» **The task**:
Set down all of the data that follows word for word, without the images.

[Some records]
"""

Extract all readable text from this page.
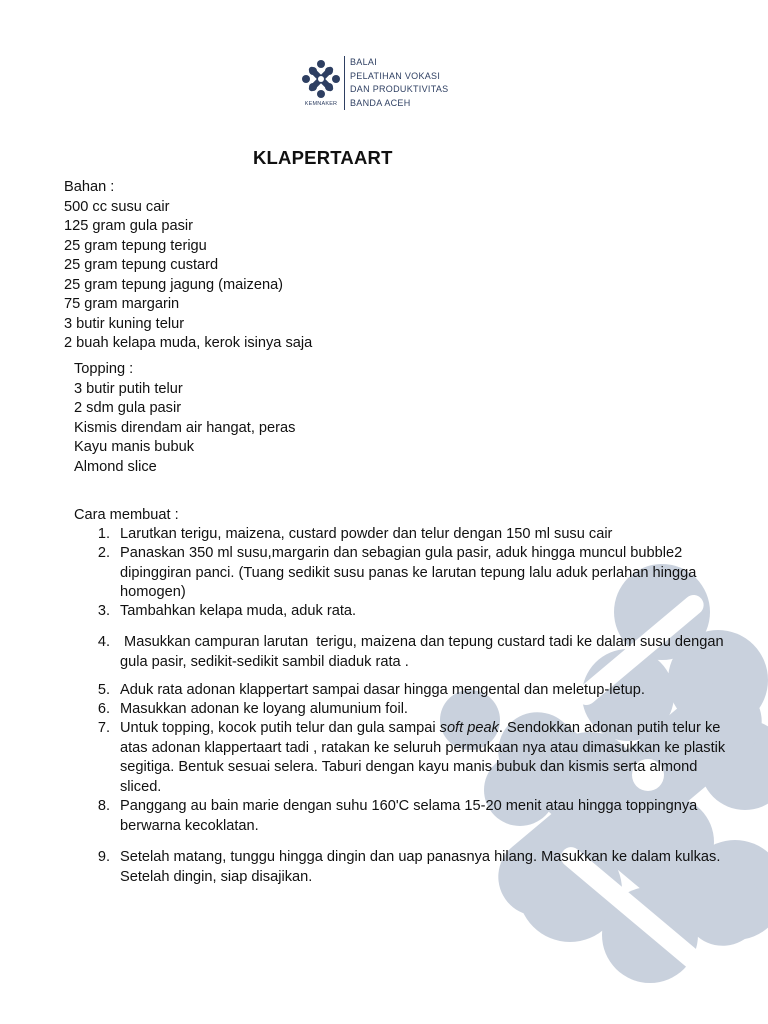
KEMNAKER
BALAI
PELATIHAN VOKASI
DAN PRODUKTIVITAS
BANDA ACEH
KLAPERTAART
Bahan :
500 cc susu cair
125 gram gula pasir
25 gram tepung terigu
25 gram tepung custard
25 gram tepung jagung (maizena)
75 gram margarin
3 butir kuning telur
2 buah kelapa muda, kerok isinya saja
Topping :
3 butir putih telur
2 sdm gula pasir
Kismis direndam air hangat, peras
Kayu manis bubuk
Almond slice
Cara membuat :
1. Larutkan terigu, maizena, custard powder dan telur dengan 150 ml susu cair
2. Panaskan 350 ml susu,margarin dan sebagian gula pasir, aduk hingga muncul bubble2
dipinggiran panci. (Tuang sedikit susu panas ke larutan tepung lalu aduk perlahan hingga
homogen)
3. Tambahkan kelapa muda, aduk rata.
4. Masukkan campuran larutan  terigu, maizena dan tepung custard tadi ke dalam susu dengan
gula pasir, sedikit-sedikit sambil diaduk rata .
5. Aduk rata adonan klappertart sampai dasar hingga mengental dan meletup-letup.
6. Masukkan adonan ke loyang alumunium foil.
7. Untuk topping, kocok putih telur dan gula sampai soft peak. Sendokkan adonan putih telur ke
atas adonan klappertaart tadi , ratakan ke seluruh permukaan nya atau dimasukkan ke plastik
segitiga. Bentuk sesuai selera. Taburi dengan kayu manis bubuk dan kismis serta almond
sliced.
8. Panggang au bain marie dengan suhu 160'C selama 15-20 menit atau hingga toppingnya
berwarna kecoklatan.
9. Setelah matang, tunggu hingga dingin dan uap panasnya hilang. Masukkan ke dalam kulkas.
Setelah dingin, siap disajikan.
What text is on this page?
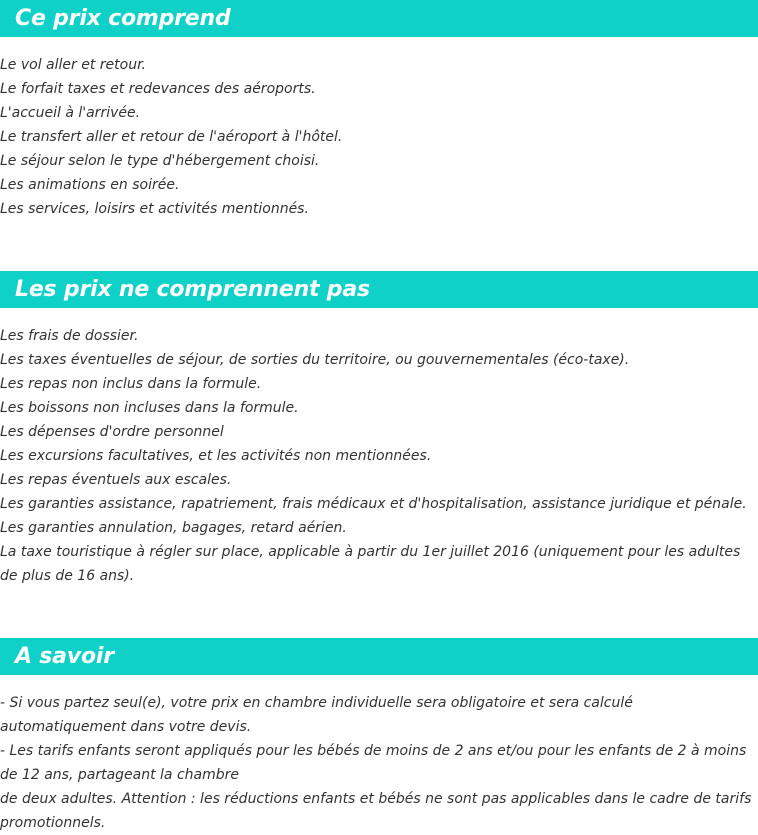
Ce prix comprend
Le vol aller et retour.
Le forfait taxes et redevances des aéroports.
L'accueil à l'arrivée.
Le transfert aller et retour de l'aéroport à l'hôtel.
Le séjour selon le type d'hébergement choisi.
Les animations en soirée.
Les services, loisirs et activités mentionnés.
Les prix ne comprennent pas
Les frais de dossier.
Les taxes éventuelles de séjour, de sorties du territoire, ou gouvernementales (éco-taxe).
Les repas non inclus dans la formule.
Les boissons non incluses dans la formule.
Les dépenses d'ordre personnel
Les excursions facultatives, et les activités non mentionnées.
Les repas éventuels aux escales.
Les garanties assistance, rapatriement, frais médicaux et d'hospitalisation, assistance juridique et pénale.
Les garanties annulation, bagages, retard aérien.
La taxe touristique à régler sur place, applicable à partir du 1er juillet 2016 (uniquement pour les adultes de plus de 16 ans).
A savoir
- Si vous partez seul(e), votre prix en chambre individuelle sera obligatoire et sera calculé automatiquement dans votre devis.
- Les tarifs enfants seront appliqués pour les bébés de moins de 2 ans et/ou pour les enfants de 2 à moins de 12 ans, partageant la chambre
de deux adultes. Attention : les réductions enfants et bébés ne sont pas applicables dans le cadre de tarifs promotionnels.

"""

» **Solution**:
Extract all readable text from this page.
KEMNAKER
BALAI
PELATIHAN VOKASI
DAN PRODUKTIVITAS
BANDA ACEH
KLAPERTAART
Bahan :
500 cc susu cair
125 gram gula pasir
25 gram tepung terigu
25 gram tepung custard
25 gram tepung jagung (maizena)
75 gram margarin
3 butir kuning telur
2 buah kelapa muda, kerok isinya saja
Topping :
3 butir putih telur
2 sdm gula pasir
Kismis direndam air hangat, peras
Kayu manis bubuk
Almond slice
Cara membuat :
1. Larutkan terigu, maizena, custard powder dan telur dengan 150 ml susu cair
2. Panaskan 350 ml susu,margarin dan sebagian gula pasir, aduk hingga muncul bubble2
dipinggiran panci. (Tuang sedikit susu panas ke larutan tepung lalu aduk perlahan hingga
homogen)
3. Tambahkan kelapa muda, aduk rata.
4. Masukkan campuran larutan  terigu, maizena dan tepung custard tadi ke dalam susu dengan
gula pasir, sedikit-sedikit sambil diaduk rata .
5. Aduk rata adonan klappertart sampai dasar hingga mengental dan meletup-letup.
6. Masukkan adonan ke loyang alumunium foil.
7. Untuk topping, kocok putih telur dan gula sampai soft peak. Sendokkan adonan putih telur ke
atas adonan klappertaart tadi , ratakan ke seluruh permukaan nya atau dimasukkan ke plastik
segitiga. Bentuk sesuai selera. Taburi dengan kayu manis bubuk dan kismis serta almond
sliced.
8. Panggang au bain marie dengan suhu 160'C selama 15-20 menit atau hingga toppingnya
berwarna kecoklatan.
9. Setelah matang, tunggu hingga dingin dan uap panasnya hilang. Masukkan ke dalam kulkas.
Setelah dingin, siap disajikan.
What text is on this page?
Ce prix comprend
Le vol aller et retour.
Le forfait taxes et redevances des aéroports.
L'accueil à l'arrivée.
Le transfert aller et retour de l'aéroport à l'hôtel.
Le séjour selon le type d'hébergement choisi.
Les animations en soirée.
Les services, loisirs et activités mentionnés.
Les prix ne comprennent pas
Les frais de dossier.
Les taxes éventuelles de séjour, de sorties du territoire, ou gouvernementales (éco-taxe).
Les repas non inclus dans la formule.
Les boissons non incluses dans la formule.
Les dépenses d'ordre personnel
Les excursions facultatives, et les activités non mentionnées.
Les repas éventuels aux escales.
Les garanties assistance, rapatriement, frais médicaux et d'hospitalisation, assistance juridique et pénale.
Les garanties annulation, bagages, retard aérien.
La taxe touristique à régler sur place, applicable à partir du 1er juillet 2016 (uniquement pour les adultes de plus de 16 ans).
A savoir
- Si vous partez seul(e), votre prix en chambre individuelle sera obligatoire et sera calculé automatiquement dans votre devis.
- Les tarifs enfants seront appliqués pour les bébés de moins de 2 ans et/ou pour les enfants de 2 à moins de 12 ans, partageant la chambre
de deux adultes. Attention : les réductions enfants et bébés ne sont pas applicables dans le cadre de tarifs promotionnels.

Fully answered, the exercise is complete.